▸ **SUPPLIED PASSAGE**:
SIMD array operations
This proposal is about adding SIMD behaviour/elementwise behaviour to the arrays proposed in CEP 517, in arithmetic operators and function calls.
Noone stands ready to implement this at the moment, it mainly serves as a potential future development direction in order to discuss the merits of CEP 517. Discussing minute details in this proposal should therefore probably wait.
What will this make possible that is currently not possible?
The idea is to turn a longer expression into a single pass over the data. In many situations this can reduce memory bus traffic over the common Python approach (which is to evaluate each subexpression one by one into temporary buffers).
There seems to be only two possible ways of achieving this at compile-time. One is building it into the language (proposed here). The other would be using the powerful metaprogramming capabilities of C++ and wrap a C++ library. However to get the nice interopability with Python, such a C++ library would need to be pretty much custom-written for use by Cython.
cdef extern from "math.h": double sqrt(double) cdef double[:] radius(double[:] x, double[:] y): return sqrt(x*x + y*y)
This would correspond to a loop containing roughly tmp[idx] = sqrt(x[idx]*x[idx] + y[idx]*y[idx]) (though implementations could use faster methods).
- The operations are element-wise, so that the result is the same length as x and y. x and y must in general have the same length (but see "broadcasting" below).
- Element-wise operations have Cython semantics (Cython semantics for integer division; one cannot add two pointers; etc.)
For function calls like sqrt above, functions must have arguments typed as the base-type of the array. If they take object this is interpreted as the entire array coerced to an object, not element-wise behaviour.

▸ **DATA PROVIDED**:

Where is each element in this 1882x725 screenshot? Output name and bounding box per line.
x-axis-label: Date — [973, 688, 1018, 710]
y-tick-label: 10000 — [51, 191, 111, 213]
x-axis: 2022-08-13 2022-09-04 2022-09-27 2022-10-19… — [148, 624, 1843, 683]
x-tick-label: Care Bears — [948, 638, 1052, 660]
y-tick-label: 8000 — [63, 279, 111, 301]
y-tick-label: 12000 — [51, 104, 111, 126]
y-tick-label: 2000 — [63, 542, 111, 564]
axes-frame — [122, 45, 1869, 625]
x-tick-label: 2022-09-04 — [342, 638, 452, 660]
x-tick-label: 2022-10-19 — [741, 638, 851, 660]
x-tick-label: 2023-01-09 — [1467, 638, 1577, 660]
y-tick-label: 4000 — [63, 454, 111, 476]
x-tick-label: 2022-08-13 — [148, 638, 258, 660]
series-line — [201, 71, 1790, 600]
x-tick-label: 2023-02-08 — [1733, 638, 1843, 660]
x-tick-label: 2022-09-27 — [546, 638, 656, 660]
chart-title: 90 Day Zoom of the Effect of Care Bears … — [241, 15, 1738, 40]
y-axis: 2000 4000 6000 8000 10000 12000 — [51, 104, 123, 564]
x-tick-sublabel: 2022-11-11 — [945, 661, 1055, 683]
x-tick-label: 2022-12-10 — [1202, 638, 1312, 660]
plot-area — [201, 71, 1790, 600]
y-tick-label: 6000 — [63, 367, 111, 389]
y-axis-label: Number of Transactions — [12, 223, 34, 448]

▸ **GIVEN REQUEST 1**: In the SIMD array proposal, can you repeat the passage from "There seems to" up to and including "sqrt(x*x + y*y)", switching "C++" to "Rust"?
▸ **GIVEN REQUEST 2**: According to the SIMD array proposal, what is the common Python approach to evaluating a longer expression?
You won't need the listing.

▸ **FINISHED ANSWER 1**:
There seems to be only two possible ways of achieving this at compile-time. One is building it into the language (proposed here). The other would be using the powerful metaprogramming capabilities of Rust and wrap a Rust library. However to get the nice interopability with Python, such a Rust library would need to be pretty much custom-written for use by Cython.
cdef extern from "math.h": double sqrt(double) cdef double[:] radius(double[:] x, double[:] y): return sqrt(x*x + y*y)

▸ **FINISHED ANSWER 2**: It evaluates each subexpression one by one into temporary buffers.